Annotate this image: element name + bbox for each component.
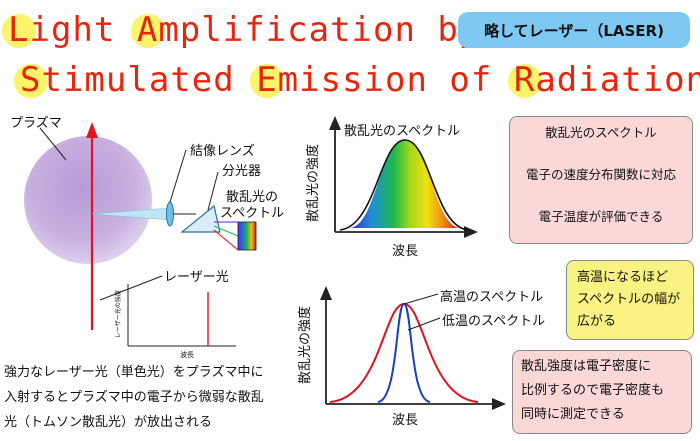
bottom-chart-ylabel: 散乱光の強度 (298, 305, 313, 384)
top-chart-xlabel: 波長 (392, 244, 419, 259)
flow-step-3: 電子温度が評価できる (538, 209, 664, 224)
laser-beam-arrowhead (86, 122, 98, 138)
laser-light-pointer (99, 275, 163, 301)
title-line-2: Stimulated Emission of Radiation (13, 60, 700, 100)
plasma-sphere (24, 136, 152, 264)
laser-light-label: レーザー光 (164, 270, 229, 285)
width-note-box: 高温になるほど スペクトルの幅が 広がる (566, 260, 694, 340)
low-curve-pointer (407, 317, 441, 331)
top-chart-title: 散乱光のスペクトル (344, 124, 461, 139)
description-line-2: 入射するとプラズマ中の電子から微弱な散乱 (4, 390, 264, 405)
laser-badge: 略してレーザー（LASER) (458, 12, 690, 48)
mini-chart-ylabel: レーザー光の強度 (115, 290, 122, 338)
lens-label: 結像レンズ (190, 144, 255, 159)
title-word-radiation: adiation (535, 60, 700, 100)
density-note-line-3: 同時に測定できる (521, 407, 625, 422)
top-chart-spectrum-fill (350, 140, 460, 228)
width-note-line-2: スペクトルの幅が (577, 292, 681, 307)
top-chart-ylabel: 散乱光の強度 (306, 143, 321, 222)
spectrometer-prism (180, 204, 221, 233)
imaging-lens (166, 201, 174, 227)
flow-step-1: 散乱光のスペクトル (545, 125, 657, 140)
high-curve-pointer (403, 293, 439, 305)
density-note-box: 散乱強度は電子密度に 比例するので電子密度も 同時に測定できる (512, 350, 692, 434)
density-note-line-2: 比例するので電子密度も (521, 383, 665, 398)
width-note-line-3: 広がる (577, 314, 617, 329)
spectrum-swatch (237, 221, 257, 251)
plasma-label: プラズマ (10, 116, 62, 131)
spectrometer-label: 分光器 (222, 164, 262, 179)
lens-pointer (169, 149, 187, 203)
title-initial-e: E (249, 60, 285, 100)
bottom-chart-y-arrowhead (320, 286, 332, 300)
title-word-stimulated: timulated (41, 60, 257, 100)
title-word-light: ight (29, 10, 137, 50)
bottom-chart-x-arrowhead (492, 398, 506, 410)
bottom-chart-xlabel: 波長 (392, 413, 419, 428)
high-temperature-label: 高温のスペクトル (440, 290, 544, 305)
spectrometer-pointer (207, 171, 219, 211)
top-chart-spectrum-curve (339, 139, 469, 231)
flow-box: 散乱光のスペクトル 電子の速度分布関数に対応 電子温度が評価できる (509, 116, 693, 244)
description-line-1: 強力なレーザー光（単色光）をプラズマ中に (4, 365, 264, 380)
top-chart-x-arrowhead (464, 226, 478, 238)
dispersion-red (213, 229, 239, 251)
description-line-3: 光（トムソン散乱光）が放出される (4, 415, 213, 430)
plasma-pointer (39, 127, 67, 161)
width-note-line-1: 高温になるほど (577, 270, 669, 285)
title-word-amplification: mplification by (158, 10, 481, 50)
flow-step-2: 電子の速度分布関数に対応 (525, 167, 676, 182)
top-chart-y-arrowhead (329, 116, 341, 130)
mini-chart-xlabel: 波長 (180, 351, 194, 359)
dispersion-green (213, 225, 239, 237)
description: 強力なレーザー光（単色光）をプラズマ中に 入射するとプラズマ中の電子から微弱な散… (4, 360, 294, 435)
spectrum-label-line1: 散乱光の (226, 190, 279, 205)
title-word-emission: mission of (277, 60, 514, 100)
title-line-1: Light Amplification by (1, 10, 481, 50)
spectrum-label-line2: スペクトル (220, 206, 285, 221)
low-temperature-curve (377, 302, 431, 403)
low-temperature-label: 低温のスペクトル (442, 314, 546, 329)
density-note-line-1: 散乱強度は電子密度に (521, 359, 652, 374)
...
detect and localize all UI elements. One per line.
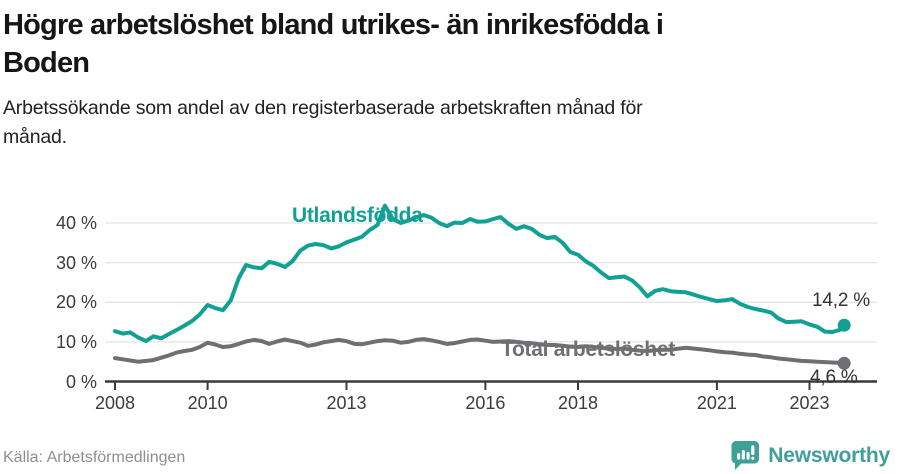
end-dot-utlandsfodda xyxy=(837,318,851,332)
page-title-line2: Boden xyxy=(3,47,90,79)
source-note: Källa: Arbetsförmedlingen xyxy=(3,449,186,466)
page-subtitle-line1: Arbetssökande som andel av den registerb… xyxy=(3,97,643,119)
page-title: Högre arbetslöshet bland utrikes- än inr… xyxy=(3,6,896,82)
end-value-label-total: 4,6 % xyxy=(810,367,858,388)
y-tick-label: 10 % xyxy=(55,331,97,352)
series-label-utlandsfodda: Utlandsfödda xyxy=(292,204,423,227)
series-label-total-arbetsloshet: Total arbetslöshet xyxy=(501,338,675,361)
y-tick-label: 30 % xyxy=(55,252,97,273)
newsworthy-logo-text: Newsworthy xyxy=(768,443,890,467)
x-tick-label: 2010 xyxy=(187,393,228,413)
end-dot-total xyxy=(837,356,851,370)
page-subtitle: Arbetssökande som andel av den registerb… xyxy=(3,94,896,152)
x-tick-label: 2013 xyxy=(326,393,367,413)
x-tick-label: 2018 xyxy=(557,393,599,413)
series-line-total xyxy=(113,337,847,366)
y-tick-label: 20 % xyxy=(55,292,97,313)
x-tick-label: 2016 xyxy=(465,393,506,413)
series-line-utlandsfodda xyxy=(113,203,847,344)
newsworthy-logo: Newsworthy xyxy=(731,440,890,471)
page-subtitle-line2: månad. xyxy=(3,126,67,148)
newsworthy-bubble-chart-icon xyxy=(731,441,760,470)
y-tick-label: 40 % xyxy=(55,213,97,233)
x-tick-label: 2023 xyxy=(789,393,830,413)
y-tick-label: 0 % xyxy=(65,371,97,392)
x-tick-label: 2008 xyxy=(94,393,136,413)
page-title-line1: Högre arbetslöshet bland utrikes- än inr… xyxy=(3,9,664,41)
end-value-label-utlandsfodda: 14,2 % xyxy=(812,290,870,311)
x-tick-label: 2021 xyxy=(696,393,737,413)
* * *
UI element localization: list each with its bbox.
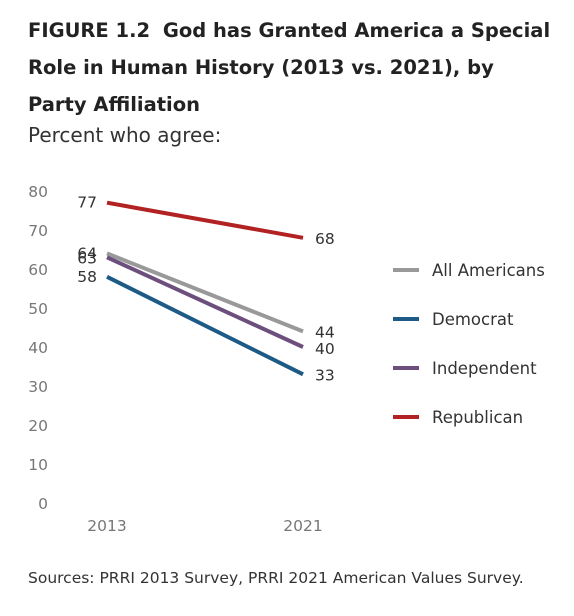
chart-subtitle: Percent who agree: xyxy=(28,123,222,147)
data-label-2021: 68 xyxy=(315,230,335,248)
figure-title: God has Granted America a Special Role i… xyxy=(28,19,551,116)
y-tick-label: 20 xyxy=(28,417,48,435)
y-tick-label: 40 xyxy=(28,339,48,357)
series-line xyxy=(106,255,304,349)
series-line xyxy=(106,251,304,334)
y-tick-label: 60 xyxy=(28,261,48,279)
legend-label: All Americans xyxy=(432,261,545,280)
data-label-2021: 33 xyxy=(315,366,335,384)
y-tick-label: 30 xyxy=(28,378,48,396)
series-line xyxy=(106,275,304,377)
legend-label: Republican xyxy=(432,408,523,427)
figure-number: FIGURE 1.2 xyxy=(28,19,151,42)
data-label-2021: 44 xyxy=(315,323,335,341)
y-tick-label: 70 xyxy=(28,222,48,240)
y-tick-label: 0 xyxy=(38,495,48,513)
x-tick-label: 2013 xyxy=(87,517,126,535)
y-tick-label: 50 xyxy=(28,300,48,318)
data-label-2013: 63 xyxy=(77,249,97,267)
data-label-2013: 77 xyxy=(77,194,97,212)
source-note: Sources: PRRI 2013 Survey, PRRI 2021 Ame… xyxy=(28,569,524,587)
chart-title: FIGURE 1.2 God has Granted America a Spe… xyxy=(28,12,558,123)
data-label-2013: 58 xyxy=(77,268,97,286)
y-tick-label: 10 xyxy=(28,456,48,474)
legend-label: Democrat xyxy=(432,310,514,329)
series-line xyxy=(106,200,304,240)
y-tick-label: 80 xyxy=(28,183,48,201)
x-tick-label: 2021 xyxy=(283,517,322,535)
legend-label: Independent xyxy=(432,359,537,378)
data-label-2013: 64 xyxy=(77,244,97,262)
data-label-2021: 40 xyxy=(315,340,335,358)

▶ [What needs to be done]: Can you copy out the records above, unchanged, from the line containing "chart-subtitle: Percent who" through the line containing "y-tick-label: 0 xyxy=(38,495,48,513)", inclusive?

▶ [Output]:
chart-subtitle: Percent who agree: xyxy=(28,123,222,147)
data-label-2021: 68 xyxy=(315,230,335,248)
figure-title: God has Granted America a Special Role i… xyxy=(28,19,551,116)
y-tick-label: 20 xyxy=(28,417,48,435)
y-tick-label: 40 xyxy=(28,339,48,357)
series-line xyxy=(106,255,304,349)
series-line xyxy=(106,251,304,334)
y-tick-label: 60 xyxy=(28,261,48,279)
legend-label: All Americans xyxy=(432,261,545,280)
data-label-2021: 33 xyxy=(315,366,335,384)
y-tick-label: 30 xyxy=(28,378,48,396)
series-line xyxy=(106,275,304,377)
legend-label: Republican xyxy=(432,408,523,427)
figure-number: FIGURE 1.2 xyxy=(28,19,151,42)
data-label-2021: 44 xyxy=(315,323,335,341)
y-tick-label: 70 xyxy=(28,222,48,240)
y-tick-label: 0 xyxy=(38,495,48,513)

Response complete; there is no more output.